### Aim:
Copy the listing verbatim, excluding any images found in it.

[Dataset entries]
══════════════════════════════

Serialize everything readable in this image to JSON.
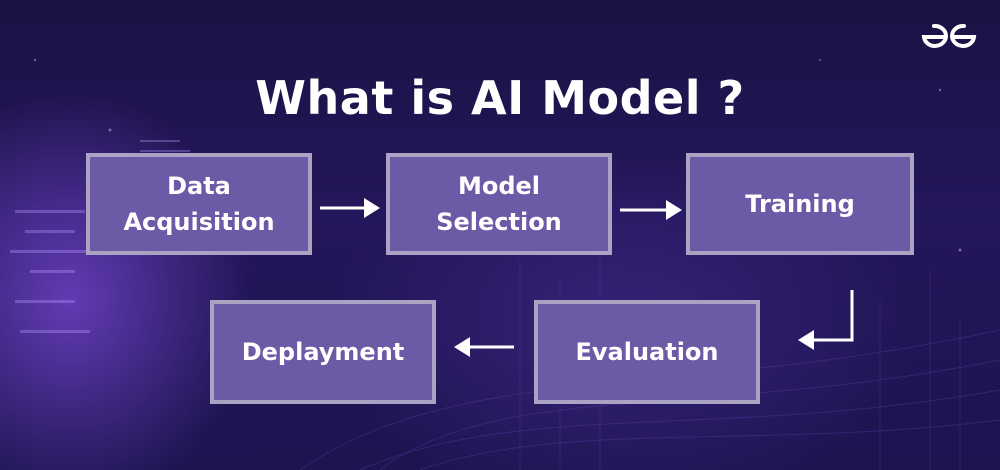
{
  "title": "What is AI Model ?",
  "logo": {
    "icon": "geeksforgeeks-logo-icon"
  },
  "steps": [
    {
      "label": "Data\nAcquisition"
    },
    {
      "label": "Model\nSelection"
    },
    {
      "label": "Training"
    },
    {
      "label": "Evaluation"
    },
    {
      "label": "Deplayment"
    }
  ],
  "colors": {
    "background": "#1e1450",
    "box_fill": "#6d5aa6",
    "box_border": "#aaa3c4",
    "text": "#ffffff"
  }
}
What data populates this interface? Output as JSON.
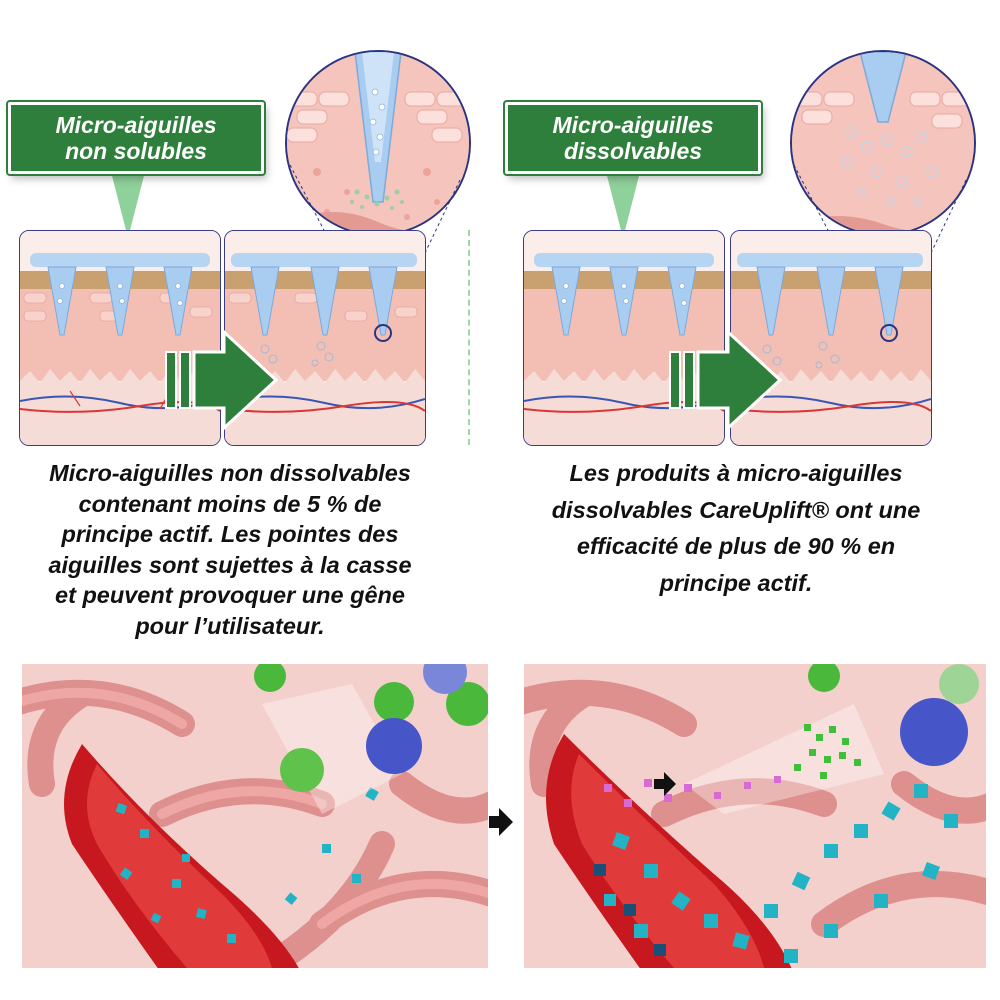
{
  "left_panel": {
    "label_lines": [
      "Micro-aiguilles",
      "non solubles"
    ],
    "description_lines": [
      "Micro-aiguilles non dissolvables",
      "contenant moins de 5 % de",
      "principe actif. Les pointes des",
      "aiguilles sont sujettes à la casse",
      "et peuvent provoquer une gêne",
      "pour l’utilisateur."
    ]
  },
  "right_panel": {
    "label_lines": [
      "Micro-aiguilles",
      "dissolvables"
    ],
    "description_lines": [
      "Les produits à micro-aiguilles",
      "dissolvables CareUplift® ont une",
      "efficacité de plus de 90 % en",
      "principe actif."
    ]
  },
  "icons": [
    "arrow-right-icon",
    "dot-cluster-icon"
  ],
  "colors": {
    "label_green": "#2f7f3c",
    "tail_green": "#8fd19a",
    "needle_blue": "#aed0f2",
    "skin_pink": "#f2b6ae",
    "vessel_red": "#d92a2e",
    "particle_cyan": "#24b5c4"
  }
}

══════════════════════════════

### Task result:
Serialize everything readable in this image to JSON.
{
  "title": "What is AI Model ?",
  "logo": {
    "icon": "geeksforgeeks-logo-icon"
  },
  "steps": [
    {
      "label": "Data\nAcquisition"
    },
    {
      "label": "Model\nSelection"
    },
    {
      "label": "Training"
    },
    {
      "label": "Evaluation"
    },
    {
      "label": "Deplayment"
    }
  ],
  "colors": {
    "background": "#1e1450",
    "box_fill": "#6d5aa6",
    "box_border": "#aaa3c4",
    "text": "#ffffff"
  }
}
What data populates this interface? Output as JSON.
{
  "left_panel": {
    "label_lines": [
      "Micro-aiguilles",
      "non solubles"
    ],
    "description_lines": [
      "Micro-aiguilles non dissolvables",
      "contenant moins de 5 % de",
      "principe actif. Les pointes des",
      "aiguilles sont sujettes à la casse",
      "et peuvent provoquer une gêne",
      "pour l’utilisateur."
    ]
  },
  "right_panel": {
    "label_lines": [
      "Micro-aiguilles",
      "dissolvables"
    ],
    "description_lines": [
      "Les produits à micro-aiguilles",
      "dissolvables CareUplift® ont une",
      "efficacité de plus de 90 % en",
      "principe actif."
    ]
  },
  "icons": [
    "arrow-right-icon",
    "dot-cluster-icon"
  ],
  "colors": {
    "label_green": "#2f7f3c",
    "tail_green": "#8fd19a",
    "needle_blue": "#aed0f2",
    "skin_pink": "#f2b6ae",
    "vessel_red": "#d92a2e",
    "particle_cyan": "#24b5c4"
  }
}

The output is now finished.